Edit the items from the start through the line that contains "y-tick-label: 3 bbox=[221, 1165, 240, 1207]", changing "panel-label" to "panel-title" wherever it occurs. Leave everything else in those lines unchanged.
-- start of Available data --
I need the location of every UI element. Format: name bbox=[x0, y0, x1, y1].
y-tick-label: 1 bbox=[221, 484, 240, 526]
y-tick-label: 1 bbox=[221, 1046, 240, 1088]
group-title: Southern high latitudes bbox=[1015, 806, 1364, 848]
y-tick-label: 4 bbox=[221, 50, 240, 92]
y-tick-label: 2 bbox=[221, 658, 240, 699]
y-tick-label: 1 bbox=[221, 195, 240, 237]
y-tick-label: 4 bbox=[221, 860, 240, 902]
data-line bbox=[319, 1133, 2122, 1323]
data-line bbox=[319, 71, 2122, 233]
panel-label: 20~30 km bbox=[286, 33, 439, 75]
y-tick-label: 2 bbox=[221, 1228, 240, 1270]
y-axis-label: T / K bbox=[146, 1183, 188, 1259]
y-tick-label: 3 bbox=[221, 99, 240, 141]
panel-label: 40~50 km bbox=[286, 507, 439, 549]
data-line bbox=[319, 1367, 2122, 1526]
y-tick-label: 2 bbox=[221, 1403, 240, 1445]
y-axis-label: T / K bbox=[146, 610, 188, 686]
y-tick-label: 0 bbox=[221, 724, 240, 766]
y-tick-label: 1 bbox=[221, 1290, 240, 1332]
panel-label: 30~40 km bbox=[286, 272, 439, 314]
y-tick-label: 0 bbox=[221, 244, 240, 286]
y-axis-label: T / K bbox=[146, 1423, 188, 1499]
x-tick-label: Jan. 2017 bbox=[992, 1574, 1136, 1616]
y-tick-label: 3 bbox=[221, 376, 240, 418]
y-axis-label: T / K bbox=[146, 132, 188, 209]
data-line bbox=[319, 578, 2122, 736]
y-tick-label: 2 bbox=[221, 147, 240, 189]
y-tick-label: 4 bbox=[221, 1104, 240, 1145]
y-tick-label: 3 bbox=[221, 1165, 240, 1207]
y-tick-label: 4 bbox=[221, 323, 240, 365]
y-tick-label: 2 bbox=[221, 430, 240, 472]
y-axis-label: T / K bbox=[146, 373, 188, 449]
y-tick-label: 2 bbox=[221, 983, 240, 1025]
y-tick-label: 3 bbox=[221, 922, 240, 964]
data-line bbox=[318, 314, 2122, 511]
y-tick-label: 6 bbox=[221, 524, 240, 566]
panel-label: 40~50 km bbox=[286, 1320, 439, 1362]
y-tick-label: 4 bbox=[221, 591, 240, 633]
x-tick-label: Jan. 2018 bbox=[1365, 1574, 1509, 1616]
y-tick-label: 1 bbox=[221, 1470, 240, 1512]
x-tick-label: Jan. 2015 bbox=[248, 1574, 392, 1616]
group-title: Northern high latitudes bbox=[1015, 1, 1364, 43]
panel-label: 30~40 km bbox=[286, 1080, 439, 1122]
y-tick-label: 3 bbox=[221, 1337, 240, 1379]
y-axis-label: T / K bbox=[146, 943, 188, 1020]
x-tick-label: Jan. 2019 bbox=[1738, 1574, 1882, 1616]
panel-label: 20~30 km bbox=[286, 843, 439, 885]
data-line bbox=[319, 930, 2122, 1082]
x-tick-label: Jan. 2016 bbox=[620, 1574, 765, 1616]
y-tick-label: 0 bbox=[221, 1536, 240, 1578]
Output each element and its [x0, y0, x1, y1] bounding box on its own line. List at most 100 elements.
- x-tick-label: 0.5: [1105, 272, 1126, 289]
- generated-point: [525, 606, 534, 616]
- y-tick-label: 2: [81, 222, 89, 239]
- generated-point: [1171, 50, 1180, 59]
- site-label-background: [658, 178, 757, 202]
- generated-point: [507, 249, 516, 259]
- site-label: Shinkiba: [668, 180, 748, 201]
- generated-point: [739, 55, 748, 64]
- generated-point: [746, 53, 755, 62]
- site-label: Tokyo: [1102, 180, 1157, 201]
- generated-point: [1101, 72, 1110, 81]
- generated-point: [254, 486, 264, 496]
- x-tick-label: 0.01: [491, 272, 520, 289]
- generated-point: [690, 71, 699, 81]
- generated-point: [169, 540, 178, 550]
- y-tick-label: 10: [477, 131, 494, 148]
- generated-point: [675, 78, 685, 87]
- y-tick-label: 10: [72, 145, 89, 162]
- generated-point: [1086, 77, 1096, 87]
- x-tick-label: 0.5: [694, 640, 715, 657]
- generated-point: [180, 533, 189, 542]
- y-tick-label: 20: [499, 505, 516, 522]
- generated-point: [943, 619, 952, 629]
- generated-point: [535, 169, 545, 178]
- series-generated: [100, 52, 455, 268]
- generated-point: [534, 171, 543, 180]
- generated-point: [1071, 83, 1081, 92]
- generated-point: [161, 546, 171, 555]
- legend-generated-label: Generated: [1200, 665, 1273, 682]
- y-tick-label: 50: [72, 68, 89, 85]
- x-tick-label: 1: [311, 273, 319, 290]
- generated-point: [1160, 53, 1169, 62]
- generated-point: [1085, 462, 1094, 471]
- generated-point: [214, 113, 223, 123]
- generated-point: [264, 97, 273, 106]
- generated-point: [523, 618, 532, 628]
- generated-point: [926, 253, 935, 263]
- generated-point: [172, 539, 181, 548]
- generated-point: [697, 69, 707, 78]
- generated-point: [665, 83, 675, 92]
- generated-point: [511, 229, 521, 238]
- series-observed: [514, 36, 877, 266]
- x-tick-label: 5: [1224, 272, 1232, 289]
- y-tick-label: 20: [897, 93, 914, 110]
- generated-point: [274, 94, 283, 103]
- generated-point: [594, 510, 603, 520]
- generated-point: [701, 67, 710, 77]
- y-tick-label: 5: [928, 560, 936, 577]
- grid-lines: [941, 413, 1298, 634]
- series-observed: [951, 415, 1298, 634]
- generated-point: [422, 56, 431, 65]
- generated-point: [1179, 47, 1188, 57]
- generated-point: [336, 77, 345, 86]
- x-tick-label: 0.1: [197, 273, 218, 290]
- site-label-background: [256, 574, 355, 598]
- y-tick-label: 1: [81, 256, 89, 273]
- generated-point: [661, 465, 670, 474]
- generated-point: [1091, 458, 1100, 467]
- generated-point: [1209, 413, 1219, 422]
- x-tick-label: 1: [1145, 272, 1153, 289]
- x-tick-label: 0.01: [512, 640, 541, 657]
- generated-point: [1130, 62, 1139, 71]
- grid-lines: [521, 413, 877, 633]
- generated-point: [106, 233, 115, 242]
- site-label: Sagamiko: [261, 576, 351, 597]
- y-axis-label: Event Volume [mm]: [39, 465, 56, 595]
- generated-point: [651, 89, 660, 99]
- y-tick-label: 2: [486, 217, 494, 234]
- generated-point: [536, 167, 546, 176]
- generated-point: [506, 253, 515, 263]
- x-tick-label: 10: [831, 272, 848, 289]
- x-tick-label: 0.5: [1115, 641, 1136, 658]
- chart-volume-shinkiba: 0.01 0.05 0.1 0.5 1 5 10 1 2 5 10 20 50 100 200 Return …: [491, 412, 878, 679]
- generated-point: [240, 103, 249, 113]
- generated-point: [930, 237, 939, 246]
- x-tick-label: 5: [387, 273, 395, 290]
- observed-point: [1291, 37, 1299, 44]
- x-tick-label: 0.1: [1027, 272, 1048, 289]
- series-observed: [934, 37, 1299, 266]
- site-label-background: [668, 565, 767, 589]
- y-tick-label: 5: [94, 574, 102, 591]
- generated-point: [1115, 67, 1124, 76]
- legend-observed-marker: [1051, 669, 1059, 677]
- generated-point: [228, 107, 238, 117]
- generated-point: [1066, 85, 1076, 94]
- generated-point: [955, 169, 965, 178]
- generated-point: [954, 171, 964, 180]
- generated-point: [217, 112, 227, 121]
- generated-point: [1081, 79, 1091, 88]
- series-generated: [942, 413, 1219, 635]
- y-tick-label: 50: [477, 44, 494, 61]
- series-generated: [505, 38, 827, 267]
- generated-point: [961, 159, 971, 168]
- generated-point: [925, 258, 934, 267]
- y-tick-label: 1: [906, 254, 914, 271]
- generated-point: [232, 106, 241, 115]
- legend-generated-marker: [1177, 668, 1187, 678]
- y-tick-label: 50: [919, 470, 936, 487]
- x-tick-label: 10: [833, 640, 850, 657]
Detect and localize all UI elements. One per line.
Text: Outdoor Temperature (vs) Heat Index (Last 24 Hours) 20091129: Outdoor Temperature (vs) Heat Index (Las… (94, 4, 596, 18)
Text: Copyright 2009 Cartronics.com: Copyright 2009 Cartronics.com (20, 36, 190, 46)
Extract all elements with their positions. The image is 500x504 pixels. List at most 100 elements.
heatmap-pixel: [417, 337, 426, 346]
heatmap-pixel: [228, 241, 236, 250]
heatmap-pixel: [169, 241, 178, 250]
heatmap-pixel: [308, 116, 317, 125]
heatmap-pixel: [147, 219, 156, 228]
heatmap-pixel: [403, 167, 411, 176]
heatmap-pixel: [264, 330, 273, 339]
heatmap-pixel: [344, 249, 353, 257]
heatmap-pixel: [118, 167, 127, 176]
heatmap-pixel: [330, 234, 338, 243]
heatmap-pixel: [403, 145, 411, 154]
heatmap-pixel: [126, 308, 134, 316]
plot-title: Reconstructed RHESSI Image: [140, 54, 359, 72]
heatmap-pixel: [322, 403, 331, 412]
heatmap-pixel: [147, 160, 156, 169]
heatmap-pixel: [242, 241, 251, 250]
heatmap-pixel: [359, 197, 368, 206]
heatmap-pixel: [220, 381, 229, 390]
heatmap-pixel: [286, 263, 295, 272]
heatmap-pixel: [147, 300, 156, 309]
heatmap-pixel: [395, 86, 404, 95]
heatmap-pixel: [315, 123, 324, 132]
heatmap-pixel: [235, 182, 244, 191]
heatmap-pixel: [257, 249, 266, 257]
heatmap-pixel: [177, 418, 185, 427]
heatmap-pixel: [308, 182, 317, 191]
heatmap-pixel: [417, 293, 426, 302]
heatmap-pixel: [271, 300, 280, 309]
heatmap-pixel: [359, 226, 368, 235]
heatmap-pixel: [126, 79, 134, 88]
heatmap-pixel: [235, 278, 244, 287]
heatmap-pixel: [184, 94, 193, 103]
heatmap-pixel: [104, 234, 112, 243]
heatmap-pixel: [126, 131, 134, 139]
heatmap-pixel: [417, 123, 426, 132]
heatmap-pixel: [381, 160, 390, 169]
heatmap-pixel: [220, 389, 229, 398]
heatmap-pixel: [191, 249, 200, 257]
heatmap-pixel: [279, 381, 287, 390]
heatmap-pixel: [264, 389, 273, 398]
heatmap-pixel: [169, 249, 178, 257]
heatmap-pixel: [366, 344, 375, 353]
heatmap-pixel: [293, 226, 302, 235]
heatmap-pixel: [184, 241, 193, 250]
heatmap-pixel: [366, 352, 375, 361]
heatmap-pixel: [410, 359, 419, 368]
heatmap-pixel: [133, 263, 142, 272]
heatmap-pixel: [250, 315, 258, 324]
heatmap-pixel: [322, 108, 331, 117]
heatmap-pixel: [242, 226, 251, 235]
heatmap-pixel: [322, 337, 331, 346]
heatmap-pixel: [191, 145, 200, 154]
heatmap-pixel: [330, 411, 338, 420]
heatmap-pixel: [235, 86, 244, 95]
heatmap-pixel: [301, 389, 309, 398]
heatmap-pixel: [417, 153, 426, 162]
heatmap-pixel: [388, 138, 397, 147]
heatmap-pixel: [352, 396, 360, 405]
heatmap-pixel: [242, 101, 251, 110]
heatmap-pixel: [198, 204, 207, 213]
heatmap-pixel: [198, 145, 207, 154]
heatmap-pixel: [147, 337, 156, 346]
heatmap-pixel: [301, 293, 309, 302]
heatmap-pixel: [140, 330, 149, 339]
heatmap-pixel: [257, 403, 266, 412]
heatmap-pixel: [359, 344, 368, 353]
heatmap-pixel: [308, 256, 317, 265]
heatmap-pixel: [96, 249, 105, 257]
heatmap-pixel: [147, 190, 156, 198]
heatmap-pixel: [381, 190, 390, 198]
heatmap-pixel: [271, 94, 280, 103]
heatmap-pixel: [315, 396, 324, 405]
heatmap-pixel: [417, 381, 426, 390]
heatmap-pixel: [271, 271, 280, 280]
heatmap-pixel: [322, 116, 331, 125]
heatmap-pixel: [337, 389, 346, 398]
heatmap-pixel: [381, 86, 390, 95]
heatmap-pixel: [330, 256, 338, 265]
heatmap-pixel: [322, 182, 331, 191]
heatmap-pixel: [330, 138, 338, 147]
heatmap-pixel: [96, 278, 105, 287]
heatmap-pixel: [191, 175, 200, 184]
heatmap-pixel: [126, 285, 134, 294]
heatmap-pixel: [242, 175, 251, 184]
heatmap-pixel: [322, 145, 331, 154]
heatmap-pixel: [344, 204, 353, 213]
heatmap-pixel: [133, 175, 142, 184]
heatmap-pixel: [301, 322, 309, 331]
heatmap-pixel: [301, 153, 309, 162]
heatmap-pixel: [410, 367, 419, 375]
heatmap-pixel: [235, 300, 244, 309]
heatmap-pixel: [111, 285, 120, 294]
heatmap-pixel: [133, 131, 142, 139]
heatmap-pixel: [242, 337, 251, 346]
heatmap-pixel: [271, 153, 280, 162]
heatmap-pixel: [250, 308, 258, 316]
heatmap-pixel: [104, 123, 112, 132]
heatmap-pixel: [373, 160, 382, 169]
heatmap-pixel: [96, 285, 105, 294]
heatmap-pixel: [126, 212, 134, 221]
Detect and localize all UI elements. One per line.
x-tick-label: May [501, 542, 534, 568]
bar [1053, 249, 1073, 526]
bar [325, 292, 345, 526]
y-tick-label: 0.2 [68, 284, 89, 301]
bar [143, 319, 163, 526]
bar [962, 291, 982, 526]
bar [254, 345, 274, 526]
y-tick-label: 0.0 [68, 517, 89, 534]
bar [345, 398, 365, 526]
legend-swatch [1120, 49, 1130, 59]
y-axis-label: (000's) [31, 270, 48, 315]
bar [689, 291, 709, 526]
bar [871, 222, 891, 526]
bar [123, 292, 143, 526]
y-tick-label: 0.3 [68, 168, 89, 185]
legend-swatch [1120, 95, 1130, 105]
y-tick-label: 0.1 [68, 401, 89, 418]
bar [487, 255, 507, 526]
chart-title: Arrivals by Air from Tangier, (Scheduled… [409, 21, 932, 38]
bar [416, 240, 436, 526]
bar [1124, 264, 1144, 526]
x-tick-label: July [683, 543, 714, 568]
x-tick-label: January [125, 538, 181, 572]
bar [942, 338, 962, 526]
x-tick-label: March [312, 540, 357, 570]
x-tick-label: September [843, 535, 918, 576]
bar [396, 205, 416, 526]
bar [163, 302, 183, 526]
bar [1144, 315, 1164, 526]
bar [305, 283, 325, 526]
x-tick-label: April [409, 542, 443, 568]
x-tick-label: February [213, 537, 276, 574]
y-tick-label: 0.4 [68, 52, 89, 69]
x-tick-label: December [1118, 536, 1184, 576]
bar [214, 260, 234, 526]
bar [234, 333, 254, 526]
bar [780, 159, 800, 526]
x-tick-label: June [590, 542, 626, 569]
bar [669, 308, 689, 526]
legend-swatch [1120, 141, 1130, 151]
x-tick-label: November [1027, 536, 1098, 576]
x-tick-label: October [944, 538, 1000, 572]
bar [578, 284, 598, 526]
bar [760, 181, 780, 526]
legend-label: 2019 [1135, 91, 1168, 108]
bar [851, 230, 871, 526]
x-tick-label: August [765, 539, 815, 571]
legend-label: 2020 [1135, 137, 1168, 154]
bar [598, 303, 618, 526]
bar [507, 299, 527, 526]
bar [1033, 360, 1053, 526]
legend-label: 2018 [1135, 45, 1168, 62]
-- end of Available data --
» Complete output:
I need the location of every UI element. Format: name bbox=[x0, y0, x1, y1].
y-tick-label: 1 bbox=[221, 484, 240, 526]
y-tick-label: 1 bbox=[221, 1046, 240, 1088]
group-title: Southern high latitudes bbox=[1015, 806, 1364, 848]
y-tick-label: 4 bbox=[221, 50, 240, 92]
y-tick-label: 2 bbox=[221, 658, 240, 699]
y-tick-label: 1 bbox=[221, 195, 240, 237]
y-tick-label: 4 bbox=[221, 860, 240, 902]
data-line bbox=[319, 1133, 2122, 1323]
data-line bbox=[319, 71, 2122, 233]
panel-title: 20~30 km bbox=[286, 33, 439, 75]
y-tick-label: 2 bbox=[221, 1228, 240, 1270]
y-axis-label: T / K bbox=[146, 1183, 188, 1259]
y-tick-label: 3 bbox=[221, 99, 240, 141]
panel-title: 40~50 km bbox=[286, 507, 439, 549]
data-line bbox=[319, 1367, 2122, 1526]
y-tick-label: 2 bbox=[221, 1403, 240, 1445]
y-axis-label: T / K bbox=[146, 610, 188, 686]
y-tick-label: 0 bbox=[221, 724, 240, 766]
y-tick-label: 1 bbox=[221, 1290, 240, 1332]
panel-title: 30~40 km bbox=[286, 272, 439, 314]
y-tick-label: 0 bbox=[221, 244, 240, 286]
y-axis-label: T / K bbox=[146, 1423, 188, 1499]
x-tick-label: Jan. 2017 bbox=[992, 1574, 1136, 1616]
y-tick-label: 3 bbox=[221, 376, 240, 418]
y-axis-label: T / K bbox=[146, 132, 188, 209]
data-line bbox=[319, 578, 2122, 736]
y-tick-label: 2 bbox=[221, 147, 240, 189]
y-tick-label: 4 bbox=[221, 1104, 240, 1145]
y-tick-label: 3 bbox=[221, 1165, 240, 1207]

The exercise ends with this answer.